* _Problem statement_
Write out all of the data exactly as it appears.

* _Records for this task_
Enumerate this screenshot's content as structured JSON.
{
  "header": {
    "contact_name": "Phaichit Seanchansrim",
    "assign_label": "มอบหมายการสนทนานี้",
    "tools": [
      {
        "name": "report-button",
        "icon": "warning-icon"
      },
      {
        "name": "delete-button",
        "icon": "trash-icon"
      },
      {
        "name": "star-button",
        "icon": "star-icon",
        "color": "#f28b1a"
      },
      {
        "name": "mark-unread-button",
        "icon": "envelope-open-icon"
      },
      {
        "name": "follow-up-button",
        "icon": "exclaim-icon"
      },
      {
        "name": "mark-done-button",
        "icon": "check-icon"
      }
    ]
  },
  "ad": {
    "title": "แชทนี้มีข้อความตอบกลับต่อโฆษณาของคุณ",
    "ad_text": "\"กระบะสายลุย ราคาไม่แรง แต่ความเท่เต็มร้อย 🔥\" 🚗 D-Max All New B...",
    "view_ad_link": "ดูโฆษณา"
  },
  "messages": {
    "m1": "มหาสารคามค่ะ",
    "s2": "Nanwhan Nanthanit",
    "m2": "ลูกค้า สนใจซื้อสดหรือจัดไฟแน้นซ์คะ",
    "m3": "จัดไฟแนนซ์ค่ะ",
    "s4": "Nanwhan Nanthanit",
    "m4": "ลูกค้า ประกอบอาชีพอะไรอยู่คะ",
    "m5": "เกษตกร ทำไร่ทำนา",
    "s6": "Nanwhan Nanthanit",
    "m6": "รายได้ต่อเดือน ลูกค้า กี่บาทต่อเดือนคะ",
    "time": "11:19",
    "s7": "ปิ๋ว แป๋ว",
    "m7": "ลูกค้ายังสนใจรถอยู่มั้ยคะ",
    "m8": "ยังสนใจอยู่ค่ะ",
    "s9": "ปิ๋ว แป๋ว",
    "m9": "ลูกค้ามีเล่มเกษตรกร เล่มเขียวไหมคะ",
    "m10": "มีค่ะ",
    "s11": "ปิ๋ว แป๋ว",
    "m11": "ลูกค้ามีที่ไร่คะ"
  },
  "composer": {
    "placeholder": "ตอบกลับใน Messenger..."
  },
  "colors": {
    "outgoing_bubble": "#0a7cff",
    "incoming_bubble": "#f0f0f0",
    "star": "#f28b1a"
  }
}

* _Expected answer_
Enumerate this screenshot's content as structured JSON.
{
  "header": {
    "contact_name": "Phaichit Seanchansrim",
    "assign_label": "มอบหมายการสนทนานี้",
    "tools": [
      {
        "name": "report-button",
        "icon": "warning-icon"
      },
      {
        "name": "delete-button",
        "icon": "trash-icon"
      },
      {
        "name": "star-button",
        "icon": "star-icon",
        "color": "#f28b1a"
      },
      {
        "name": "mark-unread-button",
        "icon": "envelope-open-icon"
      },
      {
        "name": "follow-up-button",
        "icon": "exclaim-icon"
      },
      {
        "name": "mark-done-button",
        "icon": "check-icon"
      }
    ]
  },
  "ad": {
    "title": "แชทนี้มีข้อความตอบกลับต่อโฆษณาของคุณ",
    "ad_text": "\"กระบะสายลุย ราคาไม่แรง แต่ความเท่เต็มร้อย 🔥\" 🚗 D-Max All New B...",
    "view_ad_link": "ดูโฆษณา"
  },
  "messages": {
    "m1": "มหาสารคามค่ะ",
    "s2": "Nanwhan Nanthanit",
    "m2": "ลูกค้า สนใจซื้อสดหรือจัดไฟแน้นซ์คะ",
    "m3": "จัดไฟแนนซ์ค่ะ",
    "s4": "Nanwhan Nanthanit",
    "m4": "ลูกค้า ประกอบอาชีพอะไรอยู่คะ",
    "m5": "เกษตกร ทำไร่ทำนา",
    "s6": "Nanwhan Nanthanit",
    "m6": "รายได้ต่อเดือน ลูกค้า กี่บาทต่อเดือนคะ",
    "time": "11:19",
    "s7": "ปิ๋ว แป๋ว",
    "m7": "ลูกค้ายังสนใจรถอยู่มั้ยคะ",
    "m8": "ยังสนใจอยู่ค่ะ",
    "s9": "ปิ๋ว แป๋ว",
    "m9": "ลูกค้ามีเล่มเกษตรกร เล่มเขียวไหมคะ",
    "m10": "มีค่ะ",
    "s11": "ปิ๋ว แป๋ว",
    "m11": "ลูกค้ามีที่ไร่คะ"
  },
  "composer": {
    "placeholder": "ตอบกลับใน Messenger..."
  },
  "colors": {
    "outgoing_bubble": "#0a7cff",
    "incoming_bubble": "#f0f0f0",
    "star": "#f28b1a"
  }
}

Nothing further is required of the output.